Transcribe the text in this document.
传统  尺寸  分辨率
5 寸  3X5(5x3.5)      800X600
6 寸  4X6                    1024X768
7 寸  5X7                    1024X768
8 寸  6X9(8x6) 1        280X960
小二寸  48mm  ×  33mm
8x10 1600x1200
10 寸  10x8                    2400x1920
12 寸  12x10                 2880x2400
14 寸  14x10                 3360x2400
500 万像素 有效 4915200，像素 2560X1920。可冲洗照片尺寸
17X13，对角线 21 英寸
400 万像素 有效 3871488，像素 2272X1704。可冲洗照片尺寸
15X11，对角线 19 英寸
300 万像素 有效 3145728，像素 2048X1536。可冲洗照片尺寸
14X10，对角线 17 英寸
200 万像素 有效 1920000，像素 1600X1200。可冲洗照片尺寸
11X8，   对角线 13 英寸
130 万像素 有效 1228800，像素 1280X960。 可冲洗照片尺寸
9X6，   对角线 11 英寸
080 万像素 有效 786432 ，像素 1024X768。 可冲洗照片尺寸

----------

* Task objective: Nothing in the data may differ; print all of it exactly as written.

* Reply to the exercise:
Transcribe the text in this document.
传统  尺寸  分辨率
5 寸  3X5(5x3.5)      800X600
6 寸  4X6                    1024X768
7 寸  5X7                    1024X768
8 寸  6X9(8x6) 1        280X960
小二寸  48mm  ×  33mm
8x10 1600x1200
10 寸  10x8                    2400x1920
12 寸  12x10                 2880x2400
14 寸  14x10                 3360x2400
500 万像素 有效 4915200，像素 2560X1920。可冲洗照片尺寸
17X13，对角线 21 英寸
400 万像素 有效 3871488，像素 2272X1704。可冲洗照片尺寸
15X11，对角线 19 英寸
300 万像素 有效 3145728，像素 2048X1536。可冲洗照片尺寸
14X10，对角线 17 英寸
200 万像素 有效 1920000，像素 1600X1200。可冲洗照片尺寸
11X8，   对角线 13 英寸
130 万像素 有效 1228800，像素 1280X960。 可冲洗照片尺寸
9X6，   对角线 11 英寸
080 万像素 有效 786432 ，像素 1024X768。 可冲洗照片尺寸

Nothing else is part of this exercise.